**Entries with figure data:**
________________

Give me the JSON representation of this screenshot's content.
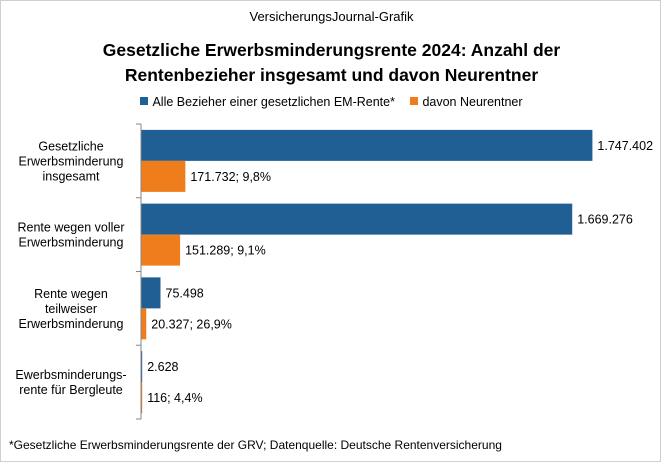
{
  "header": {
    "source": "VersicherungsJournal-Grafik"
  },
  "footnote": "*Gesetzliche Erwerbsminderungsrente  der GRV; Datenquelle:  Deutsche Rentenversicherung",
  "colors": {
    "series_total": "#1f5f94",
    "series_new": "#ef7d1b"
  },
  "chart_data": {
    "type": "bar",
    "orientation": "horizontal",
    "title": "Gesetzliche Erwerbsminderungsrente 2024: Anzahl der Rentenbezieher insgesamt und davon Neurentner",
    "title_lines": [
      "Gesetzliche  Erwerbsminderungsrente  2024:  Anzahl  der",
      "Rentenbezieher  insgesamt  und  davon  Neurentner"
    ],
    "categories": [
      [
        "Gesetzliche",
        "Erwerbsminderung",
        "insgesamt"
      ],
      [
        "Rente wegen voller",
        "Erwerbsminderung"
      ],
      [
        "Rente wegen",
        "teilweiser",
        "Erwerbsminderung"
      ],
      [
        "Ewerbsminderungs-",
        "rente für Bergleute"
      ]
    ],
    "series": [
      {
        "name": "Alle Bezieher einer gesetzlichen EM-Rente*",
        "values": [
          1747402,
          1669276,
          75498,
          2628
        ],
        "labels": [
          "1.747.402",
          "1.669.276",
          "75.498",
          "2.628"
        ]
      },
      {
        "name": "davon Neurentner",
        "values": [
          171732,
          151289,
          20327,
          116
        ],
        "labels": [
          "171.732;  9,8%",
          "151.289;  9,1%",
          "20.327;  26,9%",
          "116;  4,4%"
        ]
      }
    ],
    "legend_position": "top",
    "xlim": [
      0,
      1800000
    ],
    "xlabel": "",
    "ylabel": ""
  }
}
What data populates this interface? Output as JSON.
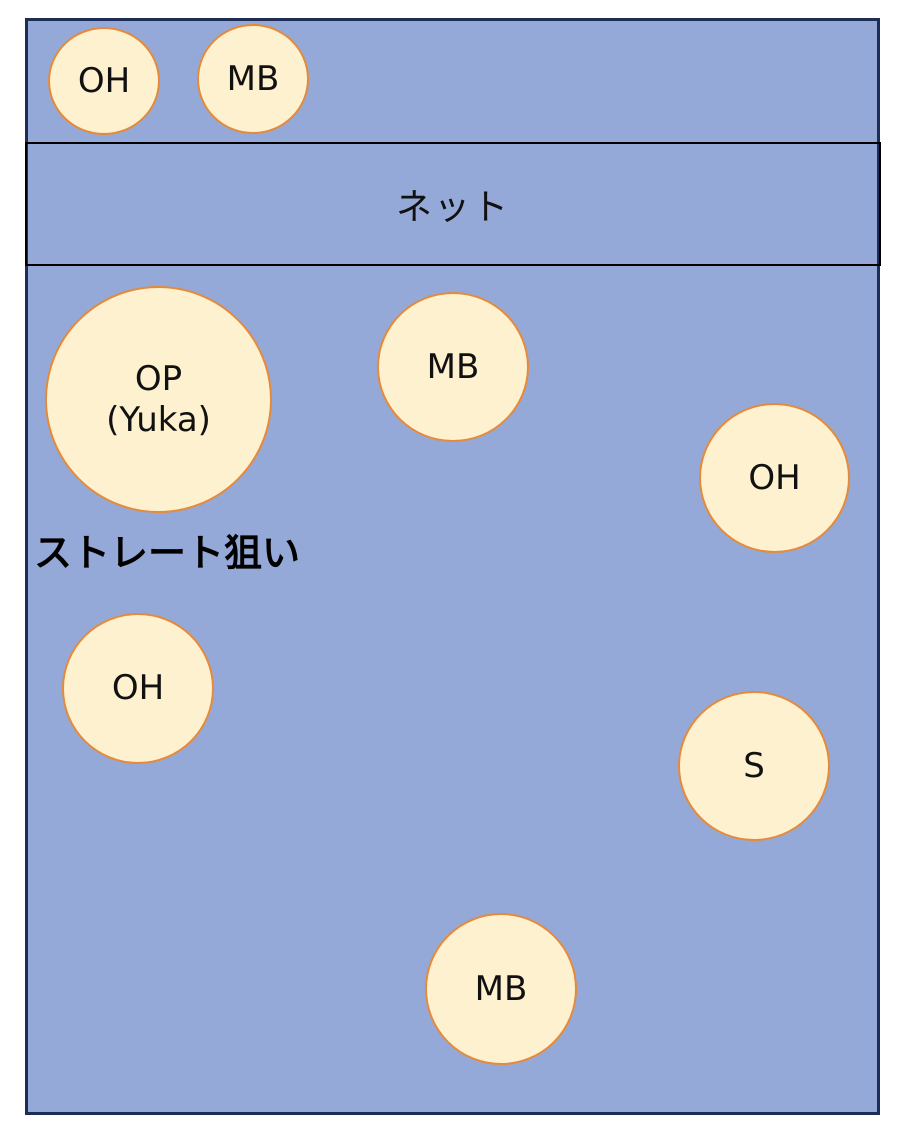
{
  "diagram": {
    "net_label": "ネット",
    "strategy_label": "ストレート狙い",
    "opponent_side": [
      {
        "id": "opp-oh",
        "label": "OH"
      },
      {
        "id": "opp-mb",
        "label": "MB"
      }
    ],
    "team_side": [
      {
        "id": "op",
        "label": "OP",
        "sublabel": "(Yuka)"
      },
      {
        "id": "mb-front",
        "label": "MB"
      },
      {
        "id": "oh-right",
        "label": "OH"
      },
      {
        "id": "oh-left",
        "label": "OH"
      },
      {
        "id": "setter",
        "label": "S"
      },
      {
        "id": "mb-back",
        "label": "MB"
      }
    ],
    "colors": {
      "court": "#95a9d8",
      "court_border": "#1e2d55",
      "player_fill": "#fdf1cf",
      "player_border": "#e58a3a"
    }
  }
}
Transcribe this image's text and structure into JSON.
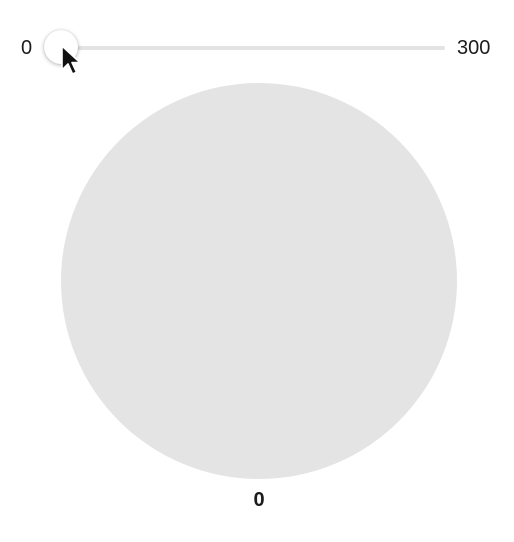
{
  "slider": {
    "min_label": "0",
    "max_label": "300",
    "value_fraction": 0.0
  },
  "preview": {
    "fill_color": "#e4e4e4"
  },
  "readout": {
    "value_label": "0"
  },
  "cursor": {
    "icon": "arrow-pointer-icon"
  }
}
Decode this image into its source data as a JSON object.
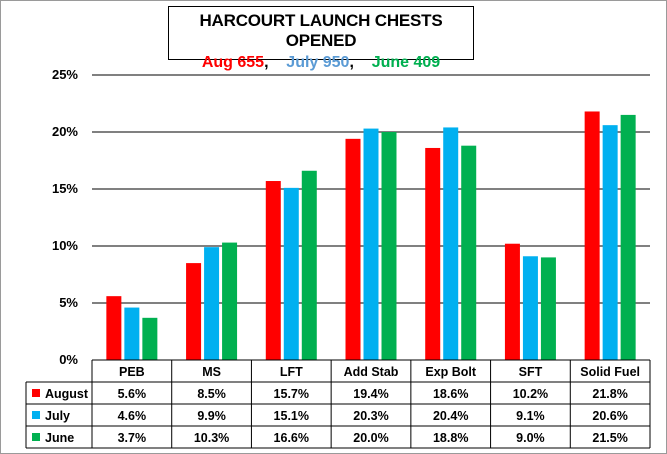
{
  "chart_data": {
    "type": "bar",
    "title": "HARCOURT LAUNCH CHESTS OPENED",
    "subtitle_parts": [
      {
        "text": "Aug 655",
        "color": "#ff0000"
      },
      {
        "text": ",",
        "color": "#000000"
      },
      {
        "text": "July 950",
        "color": "#5b9bd5"
      },
      {
        "text": ",",
        "color": "#000000"
      },
      {
        "text": "June 409",
        "color": "#00b050"
      }
    ],
    "categories": [
      "PEB",
      "MS",
      "LFT",
      "Add Stab",
      "Exp Bolt",
      "SFT",
      "Solid Fuel"
    ],
    "series": [
      {
        "name": "August",
        "color": "#ff0000",
        "values": [
          5.6,
          8.5,
          15.7,
          19.4,
          18.6,
          10.2,
          21.8
        ],
        "labels": [
          "5.6%",
          "8.5%",
          "15.7%",
          "19.4%",
          "18.6%",
          "10.2%",
          "21.8%"
        ]
      },
      {
        "name": "July",
        "color": "#00b0f0",
        "values": [
          4.6,
          9.9,
          15.1,
          20.3,
          20.4,
          9.1,
          20.6
        ],
        "labels": [
          "4.6%",
          "9.9%",
          "15.1%",
          "20.3%",
          "20.4%",
          "9.1%",
          "20.6%"
        ]
      },
      {
        "name": "June",
        "color": "#00b050",
        "values": [
          3.7,
          10.3,
          16.6,
          20.0,
          18.8,
          9.0,
          21.5
        ],
        "labels": [
          "3.7%",
          "10.3%",
          "16.6%",
          "20.0%",
          "18.8%",
          "9.0%",
          "21.5%"
        ]
      }
    ],
    "ylim": [
      0,
      25
    ],
    "yticks": [
      0,
      5,
      10,
      15,
      20,
      25
    ],
    "ytick_labels": [
      "0%",
      "5%",
      "10%",
      "15%",
      "20%",
      "25%"
    ],
    "grid": true,
    "legend": "data-table"
  }
}
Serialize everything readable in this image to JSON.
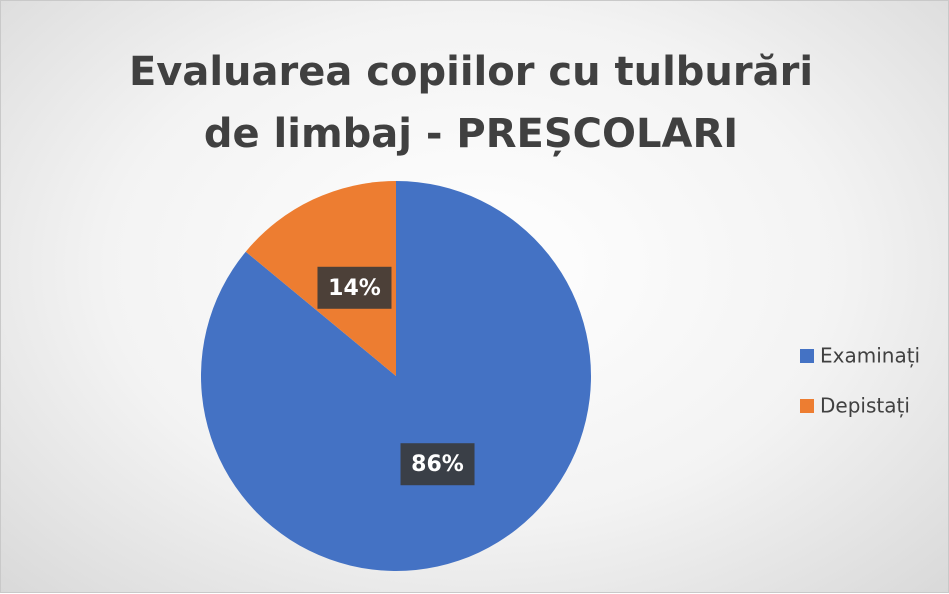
{
  "chart_data": {
    "type": "pie",
    "title": "Evaluarea copiilor cu tulburări de limbaj - PREȘCOLARI",
    "categories": [
      "Examinați",
      "Depistați"
    ],
    "values": [
      86,
      14
    ],
    "value_labels": [
      "86%",
      "14%"
    ],
    "colors": [
      "#4472c4",
      "#ed7d31"
    ],
    "legend": "right"
  }
}
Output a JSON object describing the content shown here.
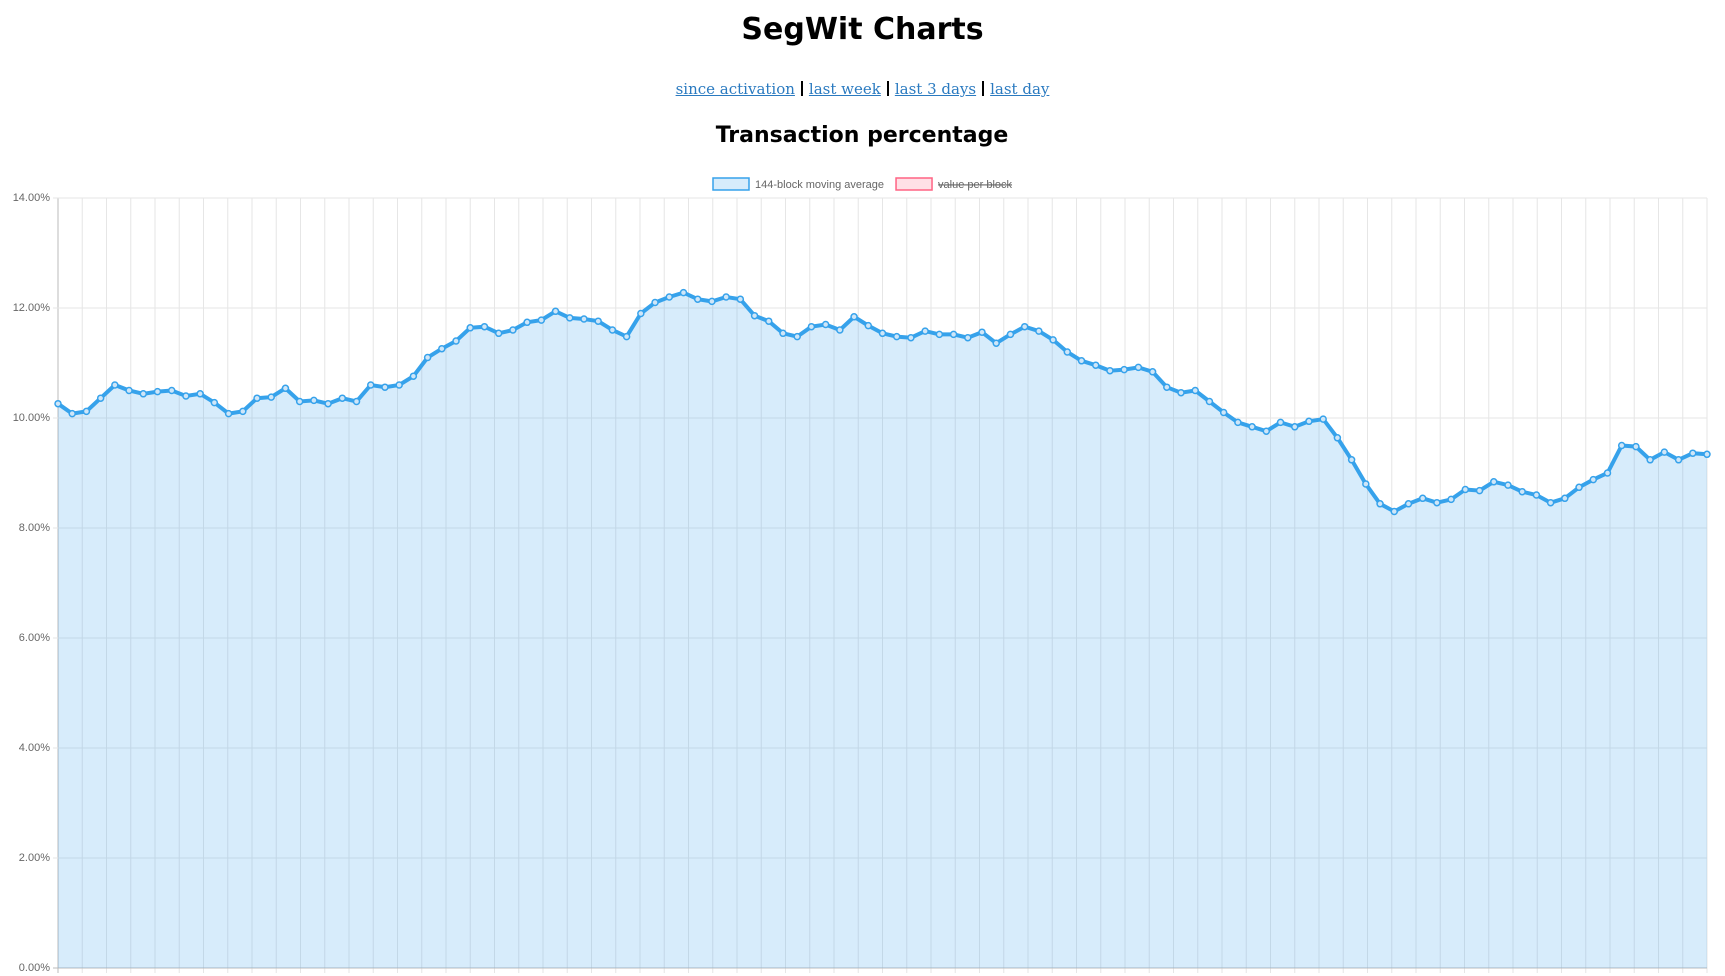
{
  "header": {
    "title": "SegWit Charts",
    "links": [
      "since activation",
      "last week",
      "last 3 days",
      "last day"
    ]
  },
  "chart_data": {
    "type": "area",
    "title": "Transaction percentage",
    "series": [
      {
        "name": "144-block moving average",
        "color": "#36a2eb",
        "values": [
          10.26,
          10.08,
          10.12,
          10.36,
          10.6,
          10.5,
          10.44,
          10.48,
          10.5,
          10.4,
          10.44,
          10.28,
          10.08,
          10.12,
          10.36,
          10.38,
          10.54,
          10.3,
          10.32,
          10.26,
          10.36,
          10.3,
          10.6,
          10.56,
          10.6,
          10.76,
          11.1,
          11.26,
          11.4,
          11.64,
          11.66,
          11.54,
          11.6,
          11.74,
          11.78,
          11.94,
          11.82,
          11.8,
          11.76,
          11.6,
          11.48,
          11.9,
          12.1,
          12.2,
          12.28,
          12.16,
          12.12,
          12.2,
          12.16,
          11.86,
          11.76,
          11.54,
          11.48,
          11.66,
          11.7,
          11.6,
          11.84,
          11.68,
          11.54,
          11.48,
          11.46,
          11.58,
          11.52,
          11.52,
          11.46,
          11.56,
          11.36,
          11.52,
          11.66,
          11.58,
          11.42,
          11.2,
          11.04,
          10.96,
          10.86,
          10.88,
          10.92,
          10.84,
          10.56,
          10.46,
          10.5,
          10.3,
          10.1,
          9.92,
          9.84,
          9.76,
          9.92,
          9.84,
          9.94,
          9.98,
          9.64,
          9.24,
          8.8,
          8.44,
          8.3,
          8.44,
          8.54,
          8.46,
          8.52,
          8.7,
          8.68,
          8.84,
          8.78,
          8.66,
          8.6,
          8.46,
          8.54,
          8.74,
          8.88,
          9.0,
          9.5,
          9.48,
          9.24,
          9.38,
          9.24,
          9.36,
          9.34
        ]
      },
      {
        "name": "value per block",
        "color": "#ff6384",
        "hidden": true
      }
    ],
    "ylim": [
      0,
      14
    ],
    "yticks": [
      {
        "value": 0,
        "label": "0.00%"
      },
      {
        "value": 2,
        "label": "2.00%"
      },
      {
        "value": 4,
        "label": "4.00%"
      },
      {
        "value": 6,
        "label": "6.00%"
      },
      {
        "value": 8,
        "label": "8.00%"
      },
      {
        "value": 10,
        "label": "10.00%"
      },
      {
        "value": 12,
        "label": "12.00%"
      },
      {
        "value": 14,
        "label": "14.00%"
      }
    ],
    "grid": true
  }
}
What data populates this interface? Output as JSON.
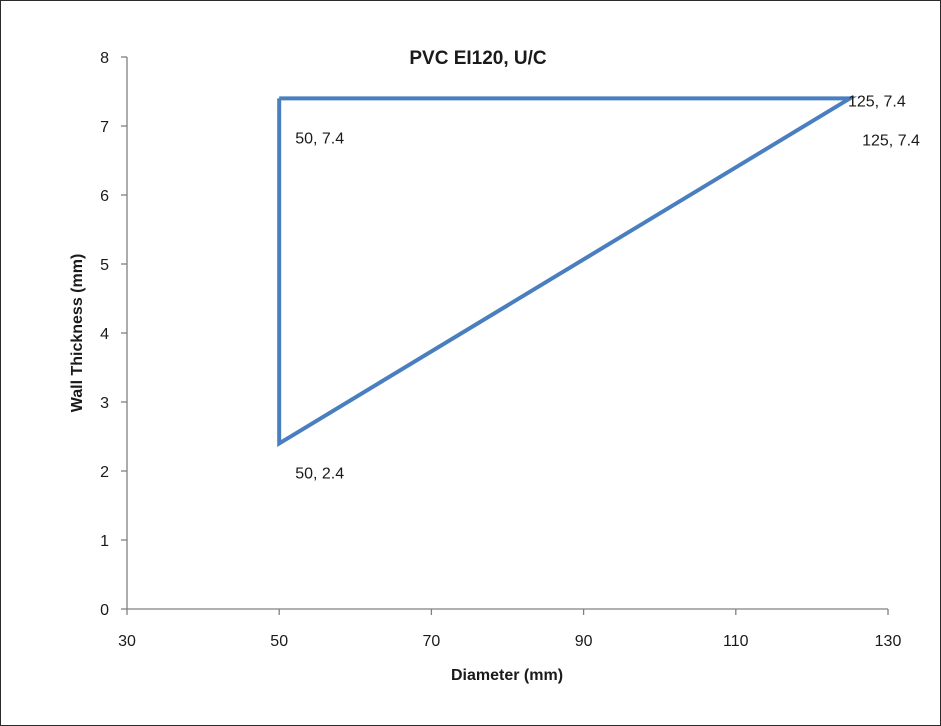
{
  "chart_data": {
    "type": "scatter",
    "title": "PVC EI120, U/C",
    "xlabel": "Diameter (mm)",
    "ylabel": "Wall Thickness (mm)",
    "xlim": [
      30,
      130
    ],
    "ylim": [
      0,
      8
    ],
    "xticks": [
      30,
      50,
      70,
      90,
      110,
      130
    ],
    "yticks": [
      0,
      1,
      2,
      3,
      4,
      5,
      6,
      7,
      8
    ],
    "grid": false,
    "legend": "none",
    "series": [
      {
        "color": "#4a7fbf",
        "points": [
          {
            "x": 50,
            "y": 7.4,
            "label": "50, 7.4"
          },
          {
            "x": 125,
            "y": 7.4,
            "label": "125, 7.4"
          },
          {
            "x": 125,
            "y": 7.4,
            "label": "125, 7.4"
          },
          {
            "x": 50,
            "y": 2.4,
            "label": "50, 2.4"
          },
          {
            "x": 50,
            "y": 7.4
          }
        ]
      }
    ]
  }
}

________________

**Directive:** Copy the lines from the entries above in which the word "source" appears.

**Expected answer:**
    "source": "VersicherungsJournal-Grafik"
Decode this image into its source data as a JSON object.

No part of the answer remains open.